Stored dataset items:

================

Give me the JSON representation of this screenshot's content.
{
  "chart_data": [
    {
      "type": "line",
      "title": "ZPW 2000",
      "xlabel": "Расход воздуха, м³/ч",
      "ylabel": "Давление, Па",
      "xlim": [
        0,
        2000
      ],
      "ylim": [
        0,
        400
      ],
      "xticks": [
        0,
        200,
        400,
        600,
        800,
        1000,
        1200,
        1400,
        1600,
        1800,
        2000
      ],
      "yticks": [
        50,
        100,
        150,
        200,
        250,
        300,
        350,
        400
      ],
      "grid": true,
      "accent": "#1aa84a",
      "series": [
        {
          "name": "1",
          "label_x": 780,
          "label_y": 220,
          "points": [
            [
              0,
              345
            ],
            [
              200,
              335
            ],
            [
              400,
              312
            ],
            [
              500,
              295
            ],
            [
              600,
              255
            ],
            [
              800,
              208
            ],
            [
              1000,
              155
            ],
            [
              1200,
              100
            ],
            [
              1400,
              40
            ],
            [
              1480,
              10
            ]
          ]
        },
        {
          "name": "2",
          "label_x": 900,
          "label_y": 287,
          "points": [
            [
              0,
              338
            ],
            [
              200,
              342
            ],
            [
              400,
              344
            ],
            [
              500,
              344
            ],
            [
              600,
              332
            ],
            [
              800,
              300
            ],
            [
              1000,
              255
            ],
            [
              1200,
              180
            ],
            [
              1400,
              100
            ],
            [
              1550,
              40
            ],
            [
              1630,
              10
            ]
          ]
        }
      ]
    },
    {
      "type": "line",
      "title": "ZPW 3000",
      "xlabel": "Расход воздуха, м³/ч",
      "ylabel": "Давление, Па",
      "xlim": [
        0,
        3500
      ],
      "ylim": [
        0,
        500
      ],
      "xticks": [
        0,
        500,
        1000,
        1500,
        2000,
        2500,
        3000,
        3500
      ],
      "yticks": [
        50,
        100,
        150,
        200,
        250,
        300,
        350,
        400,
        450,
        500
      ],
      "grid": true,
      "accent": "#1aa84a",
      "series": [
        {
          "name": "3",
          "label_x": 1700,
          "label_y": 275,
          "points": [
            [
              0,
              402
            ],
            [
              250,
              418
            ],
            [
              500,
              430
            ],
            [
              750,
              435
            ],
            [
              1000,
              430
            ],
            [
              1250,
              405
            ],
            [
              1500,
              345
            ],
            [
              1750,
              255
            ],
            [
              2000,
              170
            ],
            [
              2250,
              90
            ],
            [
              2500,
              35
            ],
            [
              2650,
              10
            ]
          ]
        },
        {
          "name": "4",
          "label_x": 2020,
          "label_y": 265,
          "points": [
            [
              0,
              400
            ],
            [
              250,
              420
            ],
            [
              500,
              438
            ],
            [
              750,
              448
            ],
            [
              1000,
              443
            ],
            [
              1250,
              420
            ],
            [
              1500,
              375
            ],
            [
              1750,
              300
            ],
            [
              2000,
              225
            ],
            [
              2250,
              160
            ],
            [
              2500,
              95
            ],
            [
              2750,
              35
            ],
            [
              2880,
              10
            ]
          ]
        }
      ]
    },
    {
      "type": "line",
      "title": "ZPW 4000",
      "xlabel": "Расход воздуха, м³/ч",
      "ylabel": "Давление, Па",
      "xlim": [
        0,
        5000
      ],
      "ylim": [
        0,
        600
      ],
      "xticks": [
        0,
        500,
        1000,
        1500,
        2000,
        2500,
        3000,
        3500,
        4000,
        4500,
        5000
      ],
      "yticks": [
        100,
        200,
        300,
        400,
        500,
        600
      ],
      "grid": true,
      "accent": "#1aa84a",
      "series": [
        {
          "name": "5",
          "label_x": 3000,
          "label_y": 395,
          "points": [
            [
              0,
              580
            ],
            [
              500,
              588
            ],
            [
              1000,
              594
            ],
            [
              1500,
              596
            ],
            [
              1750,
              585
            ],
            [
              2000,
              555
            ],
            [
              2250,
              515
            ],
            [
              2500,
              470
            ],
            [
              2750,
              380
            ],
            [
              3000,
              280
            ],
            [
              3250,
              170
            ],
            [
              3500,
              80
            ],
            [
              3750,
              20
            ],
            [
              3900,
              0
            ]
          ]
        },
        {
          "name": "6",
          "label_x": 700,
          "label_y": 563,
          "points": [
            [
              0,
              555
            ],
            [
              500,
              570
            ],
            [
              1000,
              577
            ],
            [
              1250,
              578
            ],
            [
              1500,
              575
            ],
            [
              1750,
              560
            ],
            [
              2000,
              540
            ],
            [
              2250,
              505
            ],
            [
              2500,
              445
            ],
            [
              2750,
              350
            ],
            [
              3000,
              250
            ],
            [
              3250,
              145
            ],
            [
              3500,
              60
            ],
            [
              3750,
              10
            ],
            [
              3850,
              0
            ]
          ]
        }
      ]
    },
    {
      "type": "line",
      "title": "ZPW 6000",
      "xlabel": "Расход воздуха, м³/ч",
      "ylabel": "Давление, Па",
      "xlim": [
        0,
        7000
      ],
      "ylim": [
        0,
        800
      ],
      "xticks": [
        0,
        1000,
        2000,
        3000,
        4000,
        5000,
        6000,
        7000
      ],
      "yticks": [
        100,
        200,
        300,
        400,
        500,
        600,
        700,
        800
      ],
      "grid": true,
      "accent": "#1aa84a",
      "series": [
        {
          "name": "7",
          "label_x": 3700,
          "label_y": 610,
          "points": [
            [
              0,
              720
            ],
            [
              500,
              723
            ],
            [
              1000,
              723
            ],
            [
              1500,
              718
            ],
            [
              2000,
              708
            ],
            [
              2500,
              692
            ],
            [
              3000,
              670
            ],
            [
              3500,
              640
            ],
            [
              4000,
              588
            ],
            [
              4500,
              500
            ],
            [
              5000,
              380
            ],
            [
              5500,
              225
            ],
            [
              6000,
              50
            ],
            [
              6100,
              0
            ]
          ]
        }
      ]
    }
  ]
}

================

### Task requirements
Write out all records exactly, keeping every detail.

### Result of this exercise
Give me the JSON representation of this screenshot's content.
{
  "chart_data": [
    {
      "type": "line",
      "title": "ZPW 2000",
      "xlabel": "Расход воздуха, м³/ч",
      "ylabel": "Давление, Па",
      "xlim": [
        0,
        2000
      ],
      "ylim": [
        0,
        400
      ],
      "xticks": [
        0,
        200,
        400,
        600,
        800,
        1000,
        1200,
        1400,
        1600,
        1800,
        2000
      ],
      "yticks": [
        50,
        100,
        150,
        200,
        250,
        300,
        350,
        400
      ],
      "grid": true,
      "accent": "#1aa84a",
      "series": [
        {
          "name": "1",
          "label_x": 780,
          "label_y": 220,
          "points": [
            [
              0,
              345
            ],
            [
              200,
              335
            ],
            [
              400,
              312
            ],
            [
              500,
              295
            ],
            [
              600,
              255
            ],
            [
              800,
              208
            ],
            [
              1000,
              155
            ],
            [
              1200,
              100
            ],
            [
              1400,
              40
            ],
            [
              1480,
              10
            ]
          ]
        },
        {
          "name": "2",
          "label_x": 900,
          "label_y": 287,
          "points": [
            [
              0,
              338
            ],
            [
              200,
              342
            ],
            [
              400,
              344
            ],
            [
              500,
              344
            ],
            [
              600,
              332
            ],
            [
              800,
              300
            ],
            [
              1000,
              255
            ],
            [
              1200,
              180
            ],
            [
              1400,
              100
            ],
            [
              1550,
              40
            ],
            [
              1630,
              10
            ]
          ]
        }
      ]
    },
    {
      "type": "line",
      "title": "ZPW 3000",
      "xlabel": "Расход воздуха, м³/ч",
      "ylabel": "Давление, Па",
      "xlim": [
        0,
        3500
      ],
      "ylim": [
        0,
        500
      ],
      "xticks": [
        0,
        500,
        1000,
        1500,
        2000,
        2500,
        3000,
        3500
      ],
      "yticks": [
        50,
        100,
        150,
        200,
        250,
        300,
        350,
        400,
        450,
        500
      ],
      "grid": true,
      "accent": "#1aa84a",
      "series": [
        {
          "name": "3",
          "label_x": 1700,
          "label_y": 275,
          "points": [
            [
              0,
              402
            ],
            [
              250,
              418
            ],
            [
              500,
              430
            ],
            [
              750,
              435
            ],
            [
              1000,
              430
            ],
            [
              1250,
              405
            ],
            [
              1500,
              345
            ],
            [
              1750,
              255
            ],
            [
              2000,
              170
            ],
            [
              2250,
              90
            ],
            [
              2500,
              35
            ],
            [
              2650,
              10
            ]
          ]
        },
        {
          "name": "4",
          "label_x": 2020,
          "label_y": 265,
          "points": [
            [
              0,
              400
            ],
            [
              250,
              420
            ],
            [
              500,
              438
            ],
            [
              750,
              448
            ],
            [
              1000,
              443
            ],
            [
              1250,
              420
            ],
            [
              1500,
              375
            ],
            [
              1750,
              300
            ],
            [
              2000,
              225
            ],
            [
              2250,
              160
            ],
            [
              2500,
              95
            ],
            [
              2750,
              35
            ],
            [
              2880,
              10
            ]
          ]
        }
      ]
    },
    {
      "type": "line",
      "title": "ZPW 4000",
      "xlabel": "Расход воздуха, м³/ч",
      "ylabel": "Давление, Па",
      "xlim": [
        0,
        5000
      ],
      "ylim": [
        0,
        600
      ],
      "xticks": [
        0,
        500,
        1000,
        1500,
        2000,
        2500,
        3000,
        3500,
        4000,
        4500,
        5000
      ],
      "yticks": [
        100,
        200,
        300,
        400,
        500,
        600
      ],
      "grid": true,
      "accent": "#1aa84a",
      "series": [
        {
          "name": "5",
          "label_x": 3000,
          "label_y": 395,
          "points": [
            [
              0,
              580
            ],
            [
              500,
              588
            ],
            [
              1000,
              594
            ],
            [
              1500,
              596
            ],
            [
              1750,
              585
            ],
            [
              2000,
              555
            ],
            [
              2250,
              515
            ],
            [
              2500,
              470
            ],
            [
              2750,
              380
            ],
            [
              3000,
              280
            ],
            [
              3250,
              170
            ],
            [
              3500,
              80
            ],
            [
              3750,
              20
            ],
            [
              3900,
              0
            ]
          ]
        },
        {
          "name": "6",
          "label_x": 700,
          "label_y": 563,
          "points": [
            [
              0,
              555
            ],
            [
              500,
              570
            ],
            [
              1000,
              577
            ],
            [
              1250,
              578
            ],
            [
              1500,
              575
            ],
            [
              1750,
              560
            ],
            [
              2000,
              540
            ],
            [
              2250,
              505
            ],
            [
              2500,
              445
            ],
            [
              2750,
              350
            ],
            [
              3000,
              250
            ],
            [
              3250,
              145
            ],
            [
              3500,
              60
            ],
            [
              3750,
              10
            ],
            [
              3850,
              0
            ]
          ]
        }
      ]
    },
    {
      "type": "line",
      "title": "ZPW 6000",
      "xlabel": "Расход воздуха, м³/ч",
      "ylabel": "Давление, Па",
      "xlim": [
        0,
        7000
      ],
      "ylim": [
        0,
        800
      ],
      "xticks": [
        0,
        1000,
        2000,
        3000,
        4000,
        5000,
        6000,
        7000
      ],
      "yticks": [
        100,
        200,
        300,
        400,
        500,
        600,
        700,
        800
      ],
      "grid": true,
      "accent": "#1aa84a",
      "series": [
        {
          "name": "7",
          "label_x": 3700,
          "label_y": 610,
          "points": [
            [
              0,
              720
            ],
            [
              500,
              723
            ],
            [
              1000,
              723
            ],
            [
              1500,
              718
            ],
            [
              2000,
              708
            ],
            [
              2500,
              692
            ],
            [
              3000,
              670
            ],
            [
              3500,
              640
            ],
            [
              4000,
              588
            ],
            [
              4500,
              500
            ],
            [
              5000,
              380
            ],
            [
              5500,
              225
            ],
            [
              6000,
              50
            ],
            [
              6100,
              0
            ]
          ]
        }
      ]
    }
  ]
}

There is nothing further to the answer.